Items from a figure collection
╭──

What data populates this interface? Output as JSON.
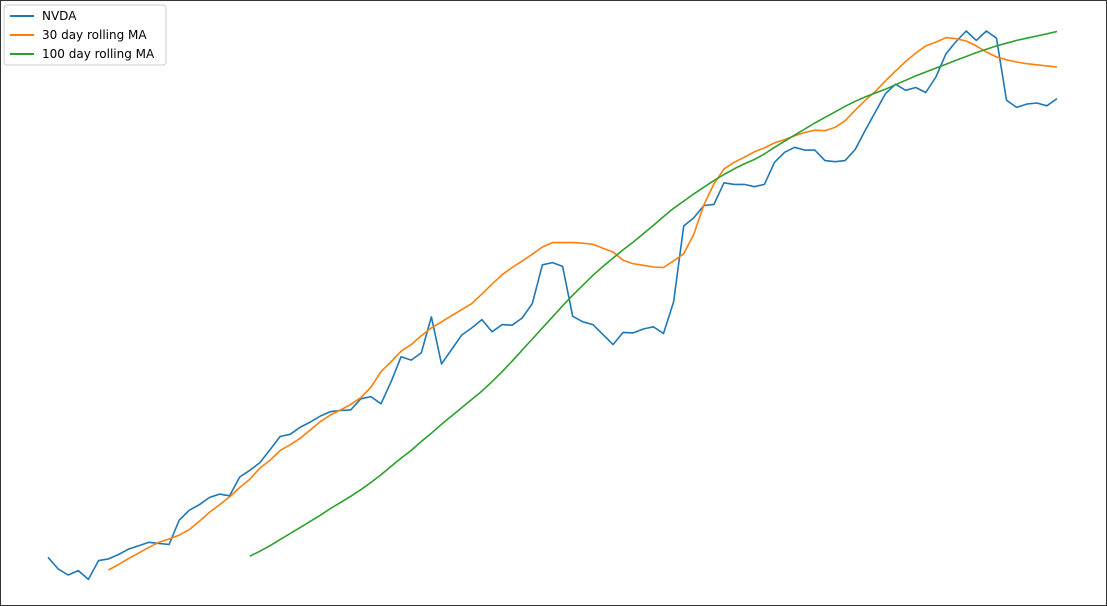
{
  "chart_data": {
    "type": "line",
    "title": "",
    "xlabel": "",
    "ylabel": "",
    "axes_visible": false,
    "grid": false,
    "legend_position": "top-left",
    "x": [
      0,
      10,
      20,
      30,
      40,
      50,
      60,
      70,
      80,
      90,
      100,
      110,
      120,
      130,
      140,
      150,
      160,
      170,
      180,
      190,
      200,
      210,
      220,
      230,
      240,
      250,
      260,
      270,
      280,
      290,
      300,
      310,
      320,
      330,
      340,
      350,
      360,
      370,
      380,
      390,
      400,
      410,
      420,
      430,
      440,
      450,
      460,
      470,
      480,
      490,
      500,
      510,
      520,
      530,
      540,
      550,
      560,
      570,
      580,
      590,
      600,
      610,
      620,
      630,
      640,
      650,
      660,
      670,
      680,
      690,
      700,
      710,
      720,
      730,
      740,
      750,
      760,
      770,
      780,
      790,
      800,
      810,
      820,
      830,
      840,
      850,
      860,
      870,
      880,
      890,
      900,
      910,
      920,
      930,
      940,
      950,
      960,
      970,
      980,
      990,
      1000
    ],
    "ylim": [
      0,
      100
    ],
    "series": [
      {
        "name": "NVDA",
        "color": "#1f77b4",
        "values": [
          4.1,
          2.0,
          0.9,
          1.7,
          0.1,
          3.5,
          3.8,
          4.6,
          5.6,
          6.2,
          6.8,
          6.6,
          6.4,
          10.8,
          12.6,
          13.6,
          14.9,
          15.5,
          15.2,
          18.6,
          19.8,
          21.2,
          23.5,
          25.9,
          26.3,
          27.6,
          28.5,
          29.6,
          30.4,
          30.6,
          30.7,
          32.7,
          33.1,
          31.8,
          35.8,
          40.3,
          39.7,
          41.0,
          47.5,
          39.0,
          41.6,
          44.2,
          45.5,
          47.0,
          44.8,
          46.1,
          46.0,
          47.3,
          49.9,
          56.9,
          57.3,
          56.6,
          47.6,
          46.6,
          46.1,
          44.3,
          42.5,
          44.7,
          44.6,
          45.3,
          45.7,
          44.5,
          50.2,
          63.9,
          65.4,
          67.6,
          67.8,
          71.7,
          71.4,
          71.4,
          71.0,
          71.4,
          75.4,
          77.2,
          78.1,
          77.6,
          77.6,
          75.7,
          75.5,
          75.7,
          77.7,
          81.2,
          84.5,
          87.8,
          89.5,
          88.4,
          88.9,
          88.0,
          90.8,
          95.0,
          97.2,
          99.1,
          97.4,
          99.1,
          97.8,
          86.6,
          85.3,
          85.9,
          86.1,
          85.6,
          86.9
        ]
      },
      {
        "name": "30 day rolling MA",
        "color": "#ff7f0e",
        "values": [
          null,
          null,
          null,
          null,
          null,
          null,
          1.8,
          2.8,
          3.9,
          4.9,
          5.9,
          6.8,
          7.4,
          8.1,
          9.1,
          10.6,
          12.2,
          13.6,
          15.0,
          16.7,
          18.2,
          20.2,
          21.6,
          23.4,
          24.4,
          25.6,
          27.1,
          28.6,
          29.8,
          30.7,
          31.7,
          32.9,
          34.8,
          37.6,
          39.4,
          41.3,
          42.5,
          44.1,
          45.5,
          46.6,
          47.7,
          48.8,
          49.9,
          51.6,
          53.4,
          55.1,
          56.4,
          57.6,
          58.8,
          60.1,
          60.9,
          60.9,
          60.9,
          60.8,
          60.6,
          59.9,
          59.2,
          57.7,
          57.1,
          56.8,
          56.5,
          56.4,
          57.6,
          58.9,
          62.4,
          67.7,
          71.5,
          74.2,
          75.4,
          76.3,
          77.3,
          78.0,
          78.9,
          79.5,
          80.2,
          80.8,
          81.2,
          81.1,
          81.7,
          82.9,
          84.8,
          86.6,
          88.2,
          90.1,
          91.9,
          93.6,
          95.1,
          96.4,
          97.1,
          97.9,
          97.7,
          97.3,
          96.4,
          95.3,
          94.4,
          93.9,
          93.5,
          93.2,
          93.0,
          92.8,
          92.6
        ]
      },
      {
        "name": "100 day rolling MA",
        "color": "#2ca02c",
        "values": [
          null,
          null,
          null,
          null,
          null,
          null,
          null,
          null,
          null,
          null,
          null,
          null,
          null,
          null,
          null,
          null,
          null,
          null,
          null,
          null,
          4.3,
          5.2,
          6.2,
          7.3,
          8.4,
          9.5,
          10.6,
          11.7,
          12.9,
          14.0,
          15.1,
          16.3,
          17.6,
          19.0,
          20.5,
          22.0,
          23.4,
          25.0,
          26.5,
          28.1,
          29.6,
          31.1,
          32.6,
          34.1,
          35.8,
          37.6,
          39.5,
          41.5,
          43.5,
          45.5,
          47.5,
          49.5,
          51.4,
          53.2,
          55.0,
          56.6,
          58.1,
          59.6,
          61.0,
          62.5,
          64.0,
          65.6,
          67.1,
          68.4,
          69.7,
          70.9,
          72.1,
          73.2,
          74.2,
          75.1,
          75.9,
          76.9,
          78.1,
          79.2,
          80.3,
          81.4,
          82.5,
          83.5,
          84.5,
          85.5,
          86.4,
          87.2,
          87.9,
          88.6,
          89.4,
          90.2,
          91.0,
          91.7,
          92.4,
          93.1,
          93.8,
          94.5,
          95.2,
          95.8,
          96.4,
          96.9,
          97.4,
          97.8,
          98.2,
          98.6,
          99.0
        ]
      }
    ]
  }
}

╰──

**Written problem:** Repeat all of the entries word for word, but omit the pictures.

**Exercise output:**
What data populates this interface? Output as JSON.
{
  "chart_data": {
    "type": "line",
    "title": "",
    "xlabel": "",
    "ylabel": "",
    "axes_visible": false,
    "grid": false,
    "legend_position": "top-left",
    "x": [
      0,
      10,
      20,
      30,
      40,
      50,
      60,
      70,
      80,
      90,
      100,
      110,
      120,
      130,
      140,
      150,
      160,
      170,
      180,
      190,
      200,
      210,
      220,
      230,
      240,
      250,
      260,
      270,
      280,
      290,
      300,
      310,
      320,
      330,
      340,
      350,
      360,
      370,
      380,
      390,
      400,
      410,
      420,
      430,
      440,
      450,
      460,
      470,
      480,
      490,
      500,
      510,
      520,
      530,
      540,
      550,
      560,
      570,
      580,
      590,
      600,
      610,
      620,
      630,
      640,
      650,
      660,
      670,
      680,
      690,
      700,
      710,
      720,
      730,
      740,
      750,
      760,
      770,
      780,
      790,
      800,
      810,
      820,
      830,
      840,
      850,
      860,
      870,
      880,
      890,
      900,
      910,
      920,
      930,
      940,
      950,
      960,
      970,
      980,
      990,
      1000
    ],
    "ylim": [
      0,
      100
    ],
    "series": [
      {
        "name": "NVDA",
        "color": "#1f77b4",
        "values": [
          4.1,
          2.0,
          0.9,
          1.7,
          0.1,
          3.5,
          3.8,
          4.6,
          5.6,
          6.2,
          6.8,
          6.6,
          6.4,
          10.8,
          12.6,
          13.6,
          14.9,
          15.5,
          15.2,
          18.6,
          19.8,
          21.2,
          23.5,
          25.9,
          26.3,
          27.6,
          28.5,
          29.6,
          30.4,
          30.6,
          30.7,
          32.7,
          33.1,
          31.8,
          35.8,
          40.3,
          39.7,
          41.0,
          47.5,
          39.0,
          41.6,
          44.2,
          45.5,
          47.0,
          44.8,
          46.1,
          46.0,
          47.3,
          49.9,
          56.9,
          57.3,
          56.6,
          47.6,
          46.6,
          46.1,
          44.3,
          42.5,
          44.7,
          44.6,
          45.3,
          45.7,
          44.5,
          50.2,
          63.9,
          65.4,
          67.6,
          67.8,
          71.7,
          71.4,
          71.4,
          71.0,
          71.4,
          75.4,
          77.2,
          78.1,
          77.6,
          77.6,
          75.7,
          75.5,
          75.7,
          77.7,
          81.2,
          84.5,
          87.8,
          89.5,
          88.4,
          88.9,
          88.0,
          90.8,
          95.0,
          97.2,
          99.1,
          97.4,
          99.1,
          97.8,
          86.6,
          85.3,
          85.9,
          86.1,
          85.6,
          86.9
        ]
      },
      {
        "name": "30 day rolling MA",
        "color": "#ff7f0e",
        "values": [
          null,
          null,
          null,
          null,
          null,
          null,
          1.8,
          2.8,
          3.9,
          4.9,
          5.9,
          6.8,
          7.4,
          8.1,
          9.1,
          10.6,
          12.2,
          13.6,
          15.0,
          16.7,
          18.2,
          20.2,
          21.6,
          23.4,
          24.4,
          25.6,
          27.1,
          28.6,
          29.8,
          30.7,
          31.7,
          32.9,
          34.8,
          37.6,
          39.4,
          41.3,
          42.5,
          44.1,
          45.5,
          46.6,
          47.7,
          48.8,
          49.9,
          51.6,
          53.4,
          55.1,
          56.4,
          57.6,
          58.8,
          60.1,
          60.9,
          60.9,
          60.9,
          60.8,
          60.6,
          59.9,
          59.2,
          57.7,
          57.1,
          56.8,
          56.5,
          56.4,
          57.6,
          58.9,
          62.4,
          67.7,
          71.5,
          74.2,
          75.4,
          76.3,
          77.3,
          78.0,
          78.9,
          79.5,
          80.2,
          80.8,
          81.2,
          81.1,
          81.7,
          82.9,
          84.8,
          86.6,
          88.2,
          90.1,
          91.9,
          93.6,
          95.1,
          96.4,
          97.1,
          97.9,
          97.7,
          97.3,
          96.4,
          95.3,
          94.4,
          93.9,
          93.5,
          93.2,
          93.0,
          92.8,
          92.6
        ]
      },
      {
        "name": "100 day rolling MA",
        "color": "#2ca02c",
        "values": [
          null,
          null,
          null,
          null,
          null,
          null,
          null,
          null,
          null,
          null,
          null,
          null,
          null,
          null,
          null,
          null,
          null,
          null,
          null,
          null,
          4.3,
          5.2,
          6.2,
          7.3,
          8.4,
          9.5,
          10.6,
          11.7,
          12.9,
          14.0,
          15.1,
          16.3,
          17.6,
          19.0,
          20.5,
          22.0,
          23.4,
          25.0,
          26.5,
          28.1,
          29.6,
          31.1,
          32.6,
          34.1,
          35.8,
          37.6,
          39.5,
          41.5,
          43.5,
          45.5,
          47.5,
          49.5,
          51.4,
          53.2,
          55.0,
          56.6,
          58.1,
          59.6,
          61.0,
          62.5,
          64.0,
          65.6,
          67.1,
          68.4,
          69.7,
          70.9,
          72.1,
          73.2,
          74.2,
          75.1,
          75.9,
          76.9,
          78.1,
          79.2,
          80.3,
          81.4,
          82.5,
          83.5,
          84.5,
          85.5,
          86.4,
          87.2,
          87.9,
          88.6,
          89.4,
          90.2,
          91.0,
          91.7,
          92.4,
          93.1,
          93.8,
          94.5,
          95.2,
          95.8,
          96.4,
          96.9,
          97.4,
          97.8,
          98.2,
          98.6,
          99.0
        ]
      }
    ]
  }
}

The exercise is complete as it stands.